--- START OF Data shown ---

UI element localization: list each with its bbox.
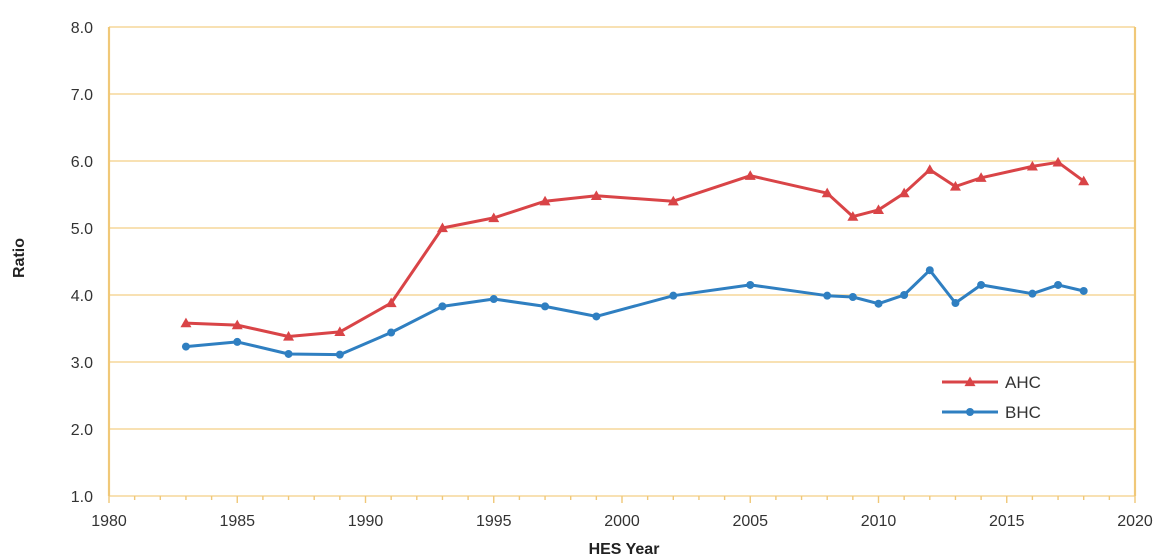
data-point-bhc: [181, 342, 190, 351]
data-point-ahc: [539, 195, 551, 206]
data-point-ahc: [1052, 156, 1064, 167]
y-tick-label: 7.0: [71, 87, 93, 104]
data-point-bhc: [669, 291, 678, 300]
data-point-ahc: [436, 222, 448, 233]
data-point-bhc: [489, 295, 498, 304]
data-point-ahc: [667, 195, 679, 206]
x-tick-label: 2010: [861, 513, 897, 530]
data-point-bhc: [823, 291, 832, 300]
grid-layer: [109, 26, 1135, 497]
data-point-bhc: [284, 349, 293, 358]
x-tick-label: 1980: [91, 513, 127, 530]
data-point-ahc: [283, 331, 295, 341]
data-point-bhc: [925, 266, 934, 275]
data-point-ahc: [924, 164, 936, 174]
legend: AHC BHC: [942, 373, 1041, 422]
data-point-ahc: [847, 211, 859, 221]
y-tick-label: 4.0: [71, 288, 93, 305]
y-tick-label: 3.0: [71, 355, 93, 372]
y-axis-title: Ratio: [11, 238, 28, 278]
data-point-ahc: [949, 180, 961, 191]
data-point-ahc: [975, 172, 987, 182]
data-point-ahc: [1078, 175, 1090, 186]
data-point-bhc: [541, 302, 550, 311]
data-point-bhc: [1028, 289, 1037, 298]
y-tick-label: 5.0: [71, 221, 93, 238]
x-tick-label: 1995: [476, 513, 512, 530]
x-tick-label: 2000: [604, 513, 640, 530]
data-point-bhc: [387, 328, 396, 337]
data-point-bhc: [977, 280, 986, 289]
y-tick-label: 2.0: [71, 422, 93, 439]
data-point-bhc: [848, 293, 857, 302]
data-point-ahc: [488, 212, 500, 223]
data-point-bhc: [592, 312, 601, 321]
series-line-ahc: [184, 160, 1086, 338]
data-point-ahc: [334, 326, 346, 336]
x-tick-label: 1985: [219, 513, 255, 530]
data-point-bhc: [746, 280, 755, 289]
axis-layer: 1.0 2.0 3.0 4.0 5.0 6.0 7.0 8.0 1980 1985 1990 1995…: [71, 20, 1153, 530]
data-point-bhc: [951, 299, 960, 308]
data-point-ahc: [231, 319, 243, 330]
y-tick-label: 8.0: [71, 20, 93, 37]
data-point-ahc: [898, 187, 910, 198]
x-tick-label: 2020: [1117, 513, 1153, 530]
x-tick-label: 1990: [348, 513, 384, 530]
data-point-ahc: [821, 187, 833, 198]
data-point-bhc: [1054, 280, 1063, 289]
legend-label-bhc: BHC: [1005, 403, 1041, 422]
data-point-ahc: [873, 204, 884, 215]
data-point-bhc: [1079, 286, 1088, 295]
x-tick-label: 2005: [732, 513, 768, 530]
legend-marker-bhc: [966, 408, 974, 416]
data-point-ahc: [385, 297, 397, 308]
data-point-bhc: [335, 350, 344, 359]
y-tick-label: 1.0: [71, 489, 93, 506]
series-layer: [180, 156, 1090, 359]
data-point-ahc: [744, 170, 756, 180]
y-tick-label: 6.0: [71, 154, 93, 171]
legend-label-ahc: AHC: [1005, 373, 1041, 392]
data-point-bhc: [874, 299, 883, 308]
data-point-bhc: [438, 302, 447, 311]
data-point-bhc: [233, 337, 242, 346]
data-point-ahc: [1026, 160, 1038, 171]
series-line-bhc: [184, 268, 1086, 357]
data-point-ahc: [180, 317, 192, 328]
data-point-bhc: [900, 291, 909, 299]
x-tick-label: 2015: [989, 513, 1025, 530]
data-point-ahc: [590, 190, 602, 200]
legend-marker-ahc: [964, 376, 976, 387]
x-axis-title: HES Year: [589, 541, 660, 558]
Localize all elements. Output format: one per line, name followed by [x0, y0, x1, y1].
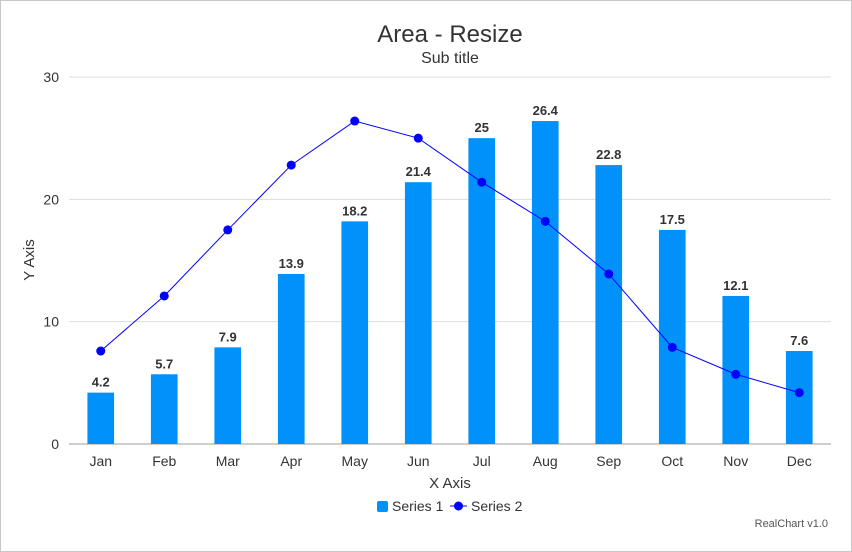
x-axis-ticks: Jan Feb Mar Apr May Jun Jul Aug Sep Oct Nov Dec [89, 453, 811, 469]
legend[interactable]: Series 1 Series 2 [377, 498, 523, 514]
chart-title: Area - Resize [377, 21, 522, 48]
line-point [794, 388, 804, 398]
grid [69, 76, 831, 445]
y-tick-label: 10 [43, 314, 59, 330]
x-tick-label: Oct [661, 453, 683, 469]
bar-series [87, 121, 813, 444]
data-labels: 4.2 5.7 7.9 13.9 18.2 21.4 25 26.4 22.8 17.5 12.1 7… [92, 103, 809, 390]
line-point [667, 342, 677, 352]
x-tick-label: Jan [89, 453, 112, 469]
line-point [223, 225, 233, 235]
bar [404, 182, 432, 444]
y-tick-label: 20 [43, 191, 59, 207]
bar [87, 392, 115, 444]
line-series [96, 116, 804, 398]
credit-text: RealChart v1.0 [755, 518, 828, 530]
line-point [96, 346, 106, 356]
bar-data-label: 26.4 [533, 103, 559, 118]
legend-series-1-label: Series 1 [392, 498, 444, 514]
x-tick-label: Feb [152, 453, 176, 469]
series-line [100, 120, 800, 394]
bar-data-label: 17.5 [660, 212, 685, 227]
line-point [413, 133, 423, 143]
x-tick-label: May [342, 453, 368, 469]
bar [150, 374, 178, 444]
bar-data-label: 22.8 [596, 147, 621, 162]
y-axis-title: Y Axis [21, 239, 38, 280]
bar-data-label: 21.4 [406, 164, 432, 179]
x-tick-label: Apr [280, 453, 302, 469]
legend-line-marker [454, 501, 463, 511]
bar [785, 351, 813, 444]
bar [277, 273, 305, 444]
line-point [477, 177, 487, 187]
bar-data-label: 12.1 [723, 278, 748, 293]
x-tick-label: Sep [596, 453, 621, 469]
y-tick-label: 0 [51, 436, 59, 452]
bar-data-label: 5.7 [155, 356, 173, 371]
bar-data-label: 7.6 [790, 333, 808, 348]
x-tick-label: Nov [723, 453, 748, 469]
bar [341, 221, 369, 444]
legend-bar-swatch [377, 501, 388, 512]
bar [468, 138, 496, 444]
bar-data-label: 7.9 [219, 329, 237, 344]
chart-subtitle: Sub title [421, 50, 479, 67]
bar-data-label: 4.2 [92, 375, 110, 390]
line-point [731, 369, 741, 379]
x-axis-title: X Axis [429, 475, 471, 492]
y-axis-ticks: 0 10 20 30 [43, 69, 59, 452]
x-tick-label: Jun [407, 453, 430, 469]
bar [595, 165, 623, 444]
x-tick-label: Aug [533, 453, 558, 469]
line-point [540, 216, 550, 226]
y-tick-label: 30 [43, 69, 59, 85]
bar [531, 121, 559, 444]
bar [214, 347, 242, 444]
bar-data-label: 13.9 [279, 256, 304, 271]
line-point [159, 291, 169, 301]
bar-data-label: 25 [475, 120, 489, 135]
line-point [350, 116, 360, 126]
bar-data-label: 18.2 [342, 203, 367, 218]
legend-series-2-label: Series 2 [471, 498, 523, 514]
line-point [604, 269, 614, 279]
x-tick-label: Dec [787, 453, 812, 469]
line-point [286, 160, 296, 170]
x-tick-label: Mar [216, 453, 240, 469]
x-tick-label: Jul [473, 453, 491, 469]
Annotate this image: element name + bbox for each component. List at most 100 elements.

--- END OF Data shown ---

Can you copy everything from the line containing "x-axis-ticks: Jan Feb" down to the line containing "line-point [96, 346, 106, 356]", both ends included, character for character?

x-axis-ticks: Jan Feb Mar Apr May Jun Jul Aug Sep Oct Nov Dec [89, 453, 811, 469]
legend[interactable]: Series 1 Series 2 [377, 498, 523, 514]
chart-title: Area - Resize [377, 21, 522, 48]
line-point [794, 388, 804, 398]
grid [69, 76, 831, 445]
y-tick-label: 10 [43, 314, 59, 330]
x-tick-label: Oct [661, 453, 683, 469]
bar-series [87, 121, 813, 444]
data-labels: 4.2 5.7 7.9 13.9 18.2 21.4 25 26.4 22.8 17.5 12.1 7… [92, 103, 809, 390]
line-point [667, 342, 677, 352]
x-tick-label: Jan [89, 453, 112, 469]
line-point [223, 225, 233, 235]
bar [404, 182, 432, 444]
y-tick-label: 20 [43, 191, 59, 207]
bar [87, 392, 115, 444]
line-series [96, 116, 804, 398]
credit-text: RealChart v1.0 [755, 518, 828, 530]
line-point [96, 346, 106, 356]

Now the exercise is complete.